(Data entries for graphics)
- - -

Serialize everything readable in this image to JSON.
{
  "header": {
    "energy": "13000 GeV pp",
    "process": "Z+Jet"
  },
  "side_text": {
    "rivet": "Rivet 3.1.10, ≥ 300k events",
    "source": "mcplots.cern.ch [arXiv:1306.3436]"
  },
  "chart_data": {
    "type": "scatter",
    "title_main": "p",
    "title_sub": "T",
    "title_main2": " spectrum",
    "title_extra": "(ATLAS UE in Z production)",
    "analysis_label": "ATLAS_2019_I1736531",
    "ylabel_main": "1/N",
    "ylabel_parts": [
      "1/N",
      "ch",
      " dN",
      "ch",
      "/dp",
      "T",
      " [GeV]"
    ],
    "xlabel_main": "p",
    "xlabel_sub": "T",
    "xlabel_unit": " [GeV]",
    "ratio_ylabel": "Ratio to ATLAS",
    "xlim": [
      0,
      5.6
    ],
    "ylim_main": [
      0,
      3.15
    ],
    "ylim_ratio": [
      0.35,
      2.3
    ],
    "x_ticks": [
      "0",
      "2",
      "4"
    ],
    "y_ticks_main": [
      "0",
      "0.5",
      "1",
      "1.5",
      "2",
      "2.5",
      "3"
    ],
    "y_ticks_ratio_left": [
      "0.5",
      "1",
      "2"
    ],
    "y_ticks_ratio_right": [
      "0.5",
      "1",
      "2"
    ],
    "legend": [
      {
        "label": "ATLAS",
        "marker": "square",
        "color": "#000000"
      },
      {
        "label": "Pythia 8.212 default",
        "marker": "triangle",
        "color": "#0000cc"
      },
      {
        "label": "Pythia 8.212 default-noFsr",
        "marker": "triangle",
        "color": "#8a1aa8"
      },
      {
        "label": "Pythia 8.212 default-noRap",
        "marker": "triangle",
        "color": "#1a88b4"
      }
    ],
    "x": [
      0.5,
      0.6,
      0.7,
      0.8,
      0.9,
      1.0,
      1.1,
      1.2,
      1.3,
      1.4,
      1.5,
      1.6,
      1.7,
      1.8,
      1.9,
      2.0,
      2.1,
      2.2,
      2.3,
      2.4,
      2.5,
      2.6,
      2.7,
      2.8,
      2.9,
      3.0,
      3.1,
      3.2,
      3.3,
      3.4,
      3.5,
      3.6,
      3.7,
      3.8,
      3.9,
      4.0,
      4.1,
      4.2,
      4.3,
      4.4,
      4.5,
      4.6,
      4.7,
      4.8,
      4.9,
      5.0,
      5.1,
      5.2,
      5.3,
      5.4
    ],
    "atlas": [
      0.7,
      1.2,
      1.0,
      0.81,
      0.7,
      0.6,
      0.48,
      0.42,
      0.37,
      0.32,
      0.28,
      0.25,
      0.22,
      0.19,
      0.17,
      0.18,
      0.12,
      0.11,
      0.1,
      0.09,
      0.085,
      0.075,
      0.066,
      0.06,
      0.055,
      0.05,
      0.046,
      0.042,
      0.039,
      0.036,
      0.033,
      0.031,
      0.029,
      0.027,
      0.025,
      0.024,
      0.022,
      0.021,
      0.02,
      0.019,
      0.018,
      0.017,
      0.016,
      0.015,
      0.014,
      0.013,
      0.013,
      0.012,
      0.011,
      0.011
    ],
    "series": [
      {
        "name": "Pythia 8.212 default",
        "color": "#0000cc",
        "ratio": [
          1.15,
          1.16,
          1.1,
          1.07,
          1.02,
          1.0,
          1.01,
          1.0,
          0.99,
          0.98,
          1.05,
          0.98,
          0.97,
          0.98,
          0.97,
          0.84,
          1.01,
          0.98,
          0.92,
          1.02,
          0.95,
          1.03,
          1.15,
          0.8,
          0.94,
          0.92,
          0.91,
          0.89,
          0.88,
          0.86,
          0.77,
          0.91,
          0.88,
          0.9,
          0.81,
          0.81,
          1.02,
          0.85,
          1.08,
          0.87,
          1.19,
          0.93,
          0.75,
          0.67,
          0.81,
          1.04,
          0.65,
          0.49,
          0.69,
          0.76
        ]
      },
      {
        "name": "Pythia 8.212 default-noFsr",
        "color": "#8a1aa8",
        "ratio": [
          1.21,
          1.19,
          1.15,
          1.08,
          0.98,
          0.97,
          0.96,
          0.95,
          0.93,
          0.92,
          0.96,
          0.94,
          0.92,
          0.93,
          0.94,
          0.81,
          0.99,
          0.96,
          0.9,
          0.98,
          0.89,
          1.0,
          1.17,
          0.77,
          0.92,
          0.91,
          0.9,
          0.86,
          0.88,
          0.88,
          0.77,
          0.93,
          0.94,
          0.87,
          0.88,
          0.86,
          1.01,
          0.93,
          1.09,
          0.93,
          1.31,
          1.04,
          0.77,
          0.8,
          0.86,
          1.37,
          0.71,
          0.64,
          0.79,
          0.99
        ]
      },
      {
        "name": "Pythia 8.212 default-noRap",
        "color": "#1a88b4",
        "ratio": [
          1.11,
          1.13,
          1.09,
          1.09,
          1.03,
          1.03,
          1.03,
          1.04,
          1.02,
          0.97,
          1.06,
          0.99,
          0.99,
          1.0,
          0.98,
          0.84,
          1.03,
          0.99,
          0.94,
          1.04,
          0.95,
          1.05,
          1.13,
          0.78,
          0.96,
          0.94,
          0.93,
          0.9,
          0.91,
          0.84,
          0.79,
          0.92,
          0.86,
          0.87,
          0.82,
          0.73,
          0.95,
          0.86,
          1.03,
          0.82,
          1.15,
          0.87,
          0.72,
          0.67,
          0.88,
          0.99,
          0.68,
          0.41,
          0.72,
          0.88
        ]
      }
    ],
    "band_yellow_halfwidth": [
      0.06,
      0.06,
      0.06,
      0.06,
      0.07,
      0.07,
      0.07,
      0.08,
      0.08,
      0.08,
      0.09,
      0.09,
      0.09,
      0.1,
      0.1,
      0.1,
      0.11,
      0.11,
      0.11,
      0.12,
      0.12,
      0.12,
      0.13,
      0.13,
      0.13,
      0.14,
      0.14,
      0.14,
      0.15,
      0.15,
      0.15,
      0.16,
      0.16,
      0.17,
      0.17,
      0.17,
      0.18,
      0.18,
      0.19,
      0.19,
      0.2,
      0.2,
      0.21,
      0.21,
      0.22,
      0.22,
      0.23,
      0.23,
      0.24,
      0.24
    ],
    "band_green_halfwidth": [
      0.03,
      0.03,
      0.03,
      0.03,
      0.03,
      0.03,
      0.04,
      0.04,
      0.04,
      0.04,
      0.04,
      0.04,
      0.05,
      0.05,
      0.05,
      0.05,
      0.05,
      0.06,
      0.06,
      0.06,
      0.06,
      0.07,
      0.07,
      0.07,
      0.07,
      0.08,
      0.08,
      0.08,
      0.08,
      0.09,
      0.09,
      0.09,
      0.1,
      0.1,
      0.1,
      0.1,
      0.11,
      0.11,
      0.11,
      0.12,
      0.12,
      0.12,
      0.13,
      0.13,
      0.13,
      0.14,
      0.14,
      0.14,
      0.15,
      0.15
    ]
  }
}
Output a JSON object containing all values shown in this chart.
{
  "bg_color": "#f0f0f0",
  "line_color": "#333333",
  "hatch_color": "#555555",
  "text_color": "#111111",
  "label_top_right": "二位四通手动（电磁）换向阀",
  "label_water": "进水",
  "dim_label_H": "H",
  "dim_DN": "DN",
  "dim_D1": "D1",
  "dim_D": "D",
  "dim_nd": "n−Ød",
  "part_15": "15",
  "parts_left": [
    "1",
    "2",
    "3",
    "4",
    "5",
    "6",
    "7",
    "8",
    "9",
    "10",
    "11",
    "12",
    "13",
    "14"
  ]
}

- - -

Retype the listing above in full, with no alterations.

### [EXERCISE OUTPUT]
Serialize everything readable in this image to JSON.
{
  "header": {
    "energy": "13000 GeV pp",
    "process": "Z+Jet"
  },
  "side_text": {
    "rivet": "Rivet 3.1.10, ≥ 300k events",
    "source": "mcplots.cern.ch [arXiv:1306.3436]"
  },
  "chart_data": {
    "type": "scatter",
    "title_main": "p",
    "title_sub": "T",
    "title_main2": " spectrum",
    "title_extra": "(ATLAS UE in Z production)",
    "analysis_label": "ATLAS_2019_I1736531",
    "ylabel_main": "1/N",
    "ylabel_parts": [
      "1/N",
      "ch",
      " dN",
      "ch",
      "/dp",
      "T",
      " [GeV]"
    ],
    "xlabel_main": "p",
    "xlabel_sub": "T",
    "xlabel_unit": " [GeV]",
    "ratio_ylabel": "Ratio to ATLAS",
    "xlim": [
      0,
      5.6
    ],
    "ylim_main": [
      0,
      3.15
    ],
    "ylim_ratio": [
      0.35,
      2.3
    ],
    "x_ticks": [
      "0",
      "2",
      "4"
    ],
    "y_ticks_main": [
      "0",
      "0.5",
      "1",
      "1.5",
      "2",
      "2.5",
      "3"
    ],
    "y_ticks_ratio_left": [
      "0.5",
      "1",
      "2"
    ],
    "y_ticks_ratio_right": [
      "0.5",
      "1",
      "2"
    ],
    "legend": [
      {
        "label": "ATLAS",
        "marker": "square",
        "color": "#000000"
      },
      {
        "label": "Pythia 8.212 default",
        "marker": "triangle",
        "color": "#0000cc"
      },
      {
        "label": "Pythia 8.212 default-noFsr",
        "marker": "triangle",
        "color": "#8a1aa8"
      },
      {
        "label": "Pythia 8.212 default-noRap",
        "marker": "triangle",
        "color": "#1a88b4"
      }
    ],
    "x": [
      0.5,
      0.6,
      0.7,
      0.8,
      0.9,
      1.0,
      1.1,
      1.2,
      1.3,
      1.4,
      1.5,
      1.6,
      1.7,
      1.8,
      1.9,
      2.0,
      2.1,
      2.2,
      2.3,
      2.4,
      2.5,
      2.6,
      2.7,
      2.8,
      2.9,
      3.0,
      3.1,
      3.2,
      3.3,
      3.4,
      3.5,
      3.6,
      3.7,
      3.8,
      3.9,
      4.0,
      4.1,
      4.2,
      4.3,
      4.4,
      4.5,
      4.6,
      4.7,
      4.8,
      4.9,
      5.0,
      5.1,
      5.2,
      5.3,
      5.4
    ],
    "atlas": [
      0.7,
      1.2,
      1.0,
      0.81,
      0.7,
      0.6,
      0.48,
      0.42,
      0.37,
      0.32,
      0.28,
      0.25,
      0.22,
      0.19,
      0.17,
      0.18,
      0.12,
      0.11,
      0.1,
      0.09,
      0.085,
      0.075,
      0.066,
      0.06,
      0.055,
      0.05,
      0.046,
      0.042,
      0.039,
      0.036,
      0.033,
      0.031,
      0.029,
      0.027,
      0.025,
      0.024,
      0.022,
      0.021,
      0.02,
      0.019,
      0.018,
      0.017,
      0.016,
      0.015,
      0.014,
      0.013,
      0.013,
      0.012,
      0.011,
      0.011
    ],
    "series": [
      {
        "name": "Pythia 8.212 default",
        "color": "#0000cc",
        "ratio": [
          1.15,
          1.16,
          1.1,
          1.07,
          1.02,
          1.0,
          1.01,
          1.0,
          0.99,
          0.98,
          1.05,
          0.98,
          0.97,
          0.98,
          0.97,
          0.84,
          1.01,
          0.98,
          0.92,
          1.02,
          0.95,
          1.03,
          1.15,
          0.8,
          0.94,
          0.92,
          0.91,
          0.89,
          0.88,
          0.86,
          0.77,
          0.91,
          0.88,
          0.9,
          0.81,
          0.81,
          1.02,
          0.85,
          1.08,
          0.87,
          1.19,
          0.93,
          0.75,
          0.67,
          0.81,
          1.04,
          0.65,
          0.49,
          0.69,
          0.76
        ]
      },
      {
        "name": "Pythia 8.212 default-noFsr",
        "color": "#8a1aa8",
        "ratio": [
          1.21,
          1.19,
          1.15,
          1.08,
          0.98,
          0.97,
          0.96,
          0.95,
          0.93,
          0.92,
          0.96,
          0.94,
          0.92,
          0.93,
          0.94,
          0.81,
          0.99,
          0.96,
          0.9,
          0.98,
          0.89,
          1.0,
          1.17,
          0.77,
          0.92,
          0.91,
          0.9,
          0.86,
          0.88,
          0.88,
          0.77,
          0.93,
          0.94,
          0.87,
          0.88,
          0.86,
          1.01,
          0.93,
          1.09,
          0.93,
          1.31,
          1.04,
          0.77,
          0.8,
          0.86,
          1.37,
          0.71,
          0.64,
          0.79,
          0.99
        ]
      },
      {
        "name": "Pythia 8.212 default-noRap",
        "color": "#1a88b4",
        "ratio": [
          1.11,
          1.13,
          1.09,
          1.09,
          1.03,
          1.03,
          1.03,
          1.04,
          1.02,
          0.97,
          1.06,
          0.99,
          0.99,
          1.0,
          0.98,
          0.84,
          1.03,
          0.99,
          0.94,
          1.04,
          0.95,
          1.05,
          1.13,
          0.78,
          0.96,
          0.94,
          0.93,
          0.9,
          0.91,
          0.84,
          0.79,
          0.92,
          0.86,
          0.87,
          0.82,
          0.73,
          0.95,
          0.86,
          1.03,
          0.82,
          1.15,
          0.87,
          0.72,
          0.67,
          0.88,
          0.99,
          0.68,
          0.41,
          0.72,
          0.88
        ]
      }
    ],
    "band_yellow_halfwidth": [
      0.06,
      0.06,
      0.06,
      0.06,
      0.07,
      0.07,
      0.07,
      0.08,
      0.08,
      0.08,
      0.09,
      0.09,
      0.09,
      0.1,
      0.1,
      0.1,
      0.11,
      0.11,
      0.11,
      0.12,
      0.12,
      0.12,
      0.13,
      0.13,
      0.13,
      0.14,
      0.14,
      0.14,
      0.15,
      0.15,
      0.15,
      0.16,
      0.16,
      0.17,
      0.17,
      0.17,
      0.18,
      0.18,
      0.19,
      0.19,
      0.2,
      0.2,
      0.21,
      0.21,
      0.22,
      0.22,
      0.23,
      0.23,
      0.24,
      0.24
    ],
    "band_green_halfwidth": [
      0.03,
      0.03,
      0.03,
      0.03,
      0.03,
      0.03,
      0.04,
      0.04,
      0.04,
      0.04,
      0.04,
      0.04,
      0.05,
      0.05,
      0.05,
      0.05,
      0.05,
      0.06,
      0.06,
      0.06,
      0.06,
      0.07,
      0.07,
      0.07,
      0.07,
      0.08,
      0.08,
      0.08,
      0.08,
      0.09,
      0.09,
      0.09,
      0.1,
      0.1,
      0.1,
      0.1,
      0.11,
      0.11,
      0.11,
      0.12,
      0.12,
      0.12,
      0.13,
      0.13,
      0.13,
      0.14,
      0.14,
      0.14,
      0.15,
      0.15
    ]
  }
}
Output a JSON object containing all values shown in this chart.
{
  "bg_color": "#f0f0f0",
  "line_color": "#333333",
  "hatch_color": "#555555",
  "text_color": "#111111",
  "label_top_right": "二位四通手动（电磁）换向阀",
  "label_water": "进水",
  "dim_label_H": "H",
  "dim_DN": "DN",
  "dim_D1": "D1",
  "dim_D": "D",
  "dim_nd": "n−Ød",
  "part_15": "15",
  "parts_left": [
    "1",
    "2",
    "3",
    "4",
    "5",
    "6",
    "7",
    "8",
    "9",
    "10",
    "11",
    "12",
    "13",
    "14"
  ]
}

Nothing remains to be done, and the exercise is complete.